(Source records)

----

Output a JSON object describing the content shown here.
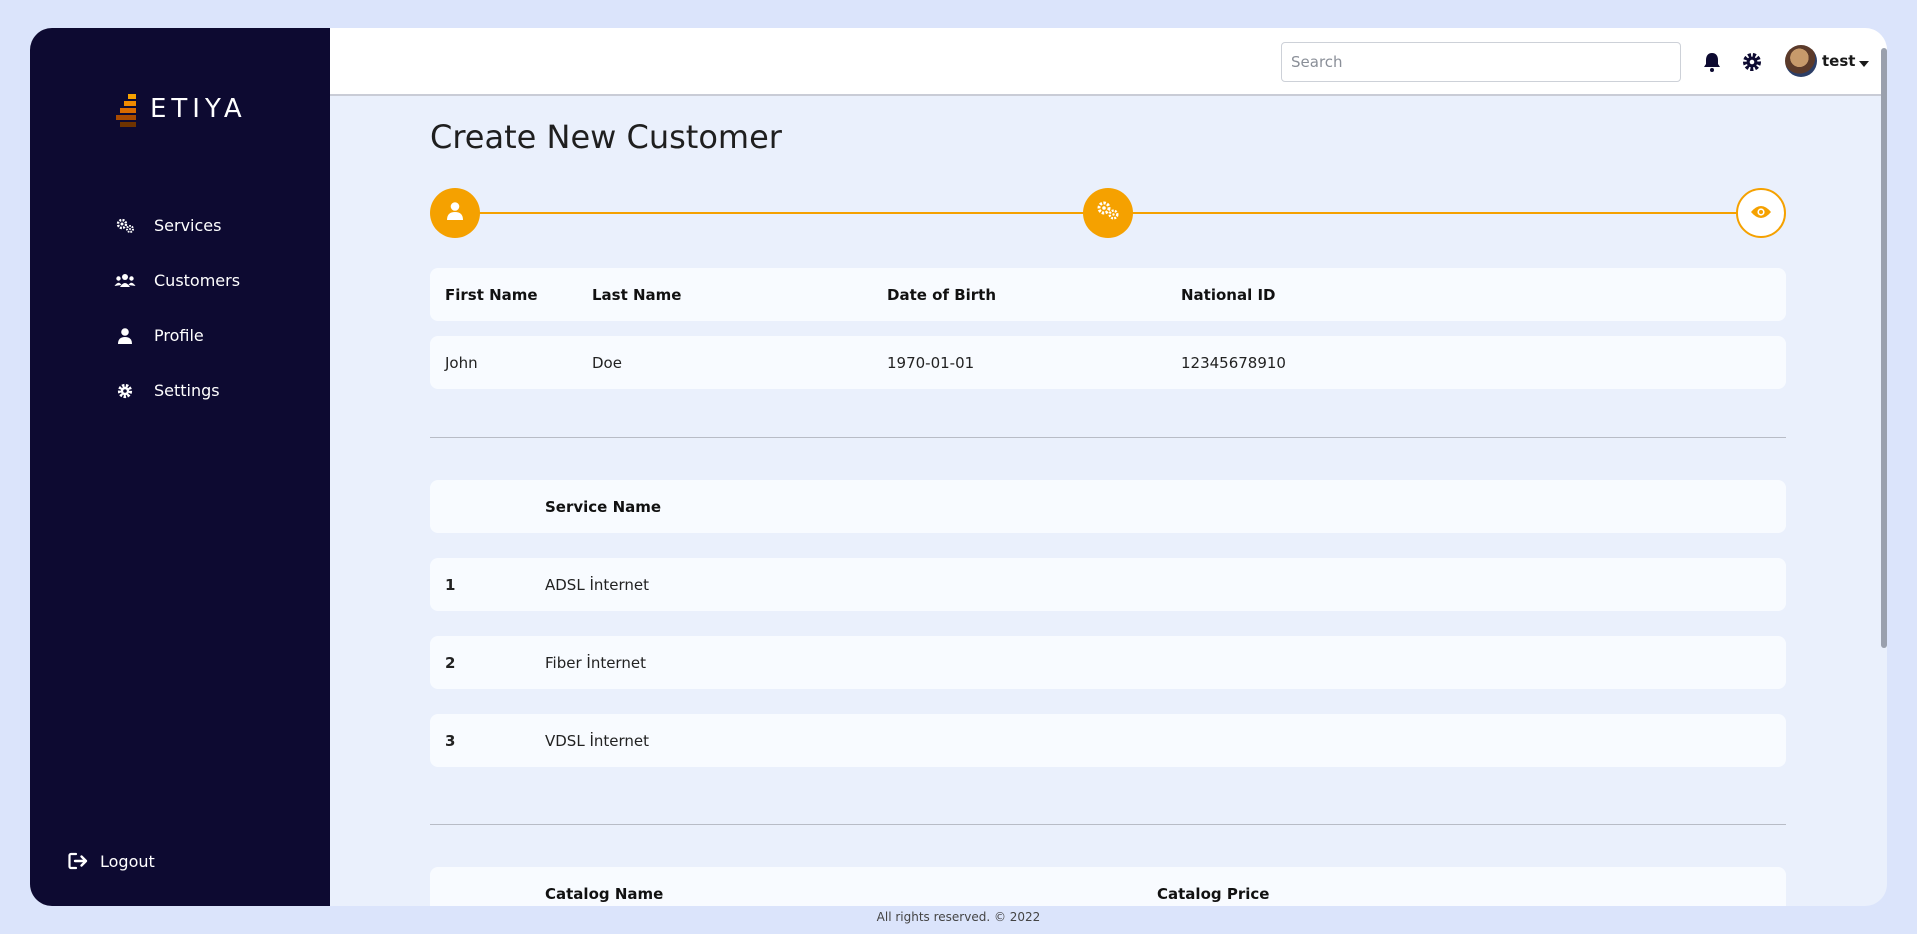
{
  "brand": {
    "name": "ETIYA",
    "accent": "#f5a100",
    "sidebar_bg": "#0d0a31"
  },
  "sidebar": {
    "items": [
      {
        "label": "Services",
        "icon": "gears-icon"
      },
      {
        "label": "Customers",
        "icon": "users-icon"
      },
      {
        "label": "Profile",
        "icon": "user-icon"
      },
      {
        "label": "Settings",
        "icon": "gear-icon"
      }
    ],
    "logout_label": "Logout"
  },
  "topbar": {
    "search_placeholder": "Search",
    "user_name": "test"
  },
  "page": {
    "title": "Create New Customer"
  },
  "stepper": {
    "steps": [
      "user-icon",
      "gears-icon",
      "eye-icon"
    ],
    "current_step": 3
  },
  "customer_table": {
    "headers": {
      "first_name": "First Name",
      "last_name": "Last Name",
      "dob": "Date of Birth",
      "national_id": "National ID"
    },
    "row": {
      "first_name": "John",
      "last_name": "Doe",
      "dob": "1970-01-01",
      "national_id": "12345678910"
    }
  },
  "services_table": {
    "header": "Service Name",
    "rows": [
      {
        "num": "1",
        "name": "ADSL İnternet"
      },
      {
        "num": "2",
        "name": "Fiber İnternet"
      },
      {
        "num": "3",
        "name": "VDSL İnternet"
      }
    ]
  },
  "catalog_table": {
    "headers": {
      "name": "Catalog Name",
      "price": "Catalog Price"
    }
  },
  "footer": {
    "text": "All rights reserved. © 2022"
  }
}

----

- [STATED TASK]: Your copy should repeat each entry above exactly but contain no pictures.

- [TASK RESULT]:
Output a JSON object describing the content shown here.
{
  "brand": {
    "name": "ETIYA",
    "accent": "#f5a100",
    "sidebar_bg": "#0d0a31"
  },
  "sidebar": {
    "items": [
      {
        "label": "Services",
        "icon": "gears-icon"
      },
      {
        "label": "Customers",
        "icon": "users-icon"
      },
      {
        "label": "Profile",
        "icon": "user-icon"
      },
      {
        "label": "Settings",
        "icon": "gear-icon"
      }
    ],
    "logout_label": "Logout"
  },
  "topbar": {
    "search_placeholder": "Search",
    "user_name": "test"
  },
  "page": {
    "title": "Create New Customer"
  },
  "stepper": {
    "steps": [
      "user-icon",
      "gears-icon",
      "eye-icon"
    ],
    "current_step": 3
  },
  "customer_table": {
    "headers": {
      "first_name": "First Name",
      "last_name": "Last Name",
      "dob": "Date of Birth",
      "national_id": "National ID"
    },
    "row": {
      "first_name": "John",
      "last_name": "Doe",
      "dob": "1970-01-01",
      "national_id": "12345678910"
    }
  },
  "services_table": {
    "header": "Service Name",
    "rows": [
      {
        "num": "1",
        "name": "ADSL İnternet"
      },
      {
        "num": "2",
        "name": "Fiber İnternet"
      },
      {
        "num": "3",
        "name": "VDSL İnternet"
      }
    ]
  },
  "catalog_table": {
    "headers": {
      "name": "Catalog Name",
      "price": "Catalog Price"
    }
  },
  "footer": {
    "text": "All rights reserved. © 2022"
  }
}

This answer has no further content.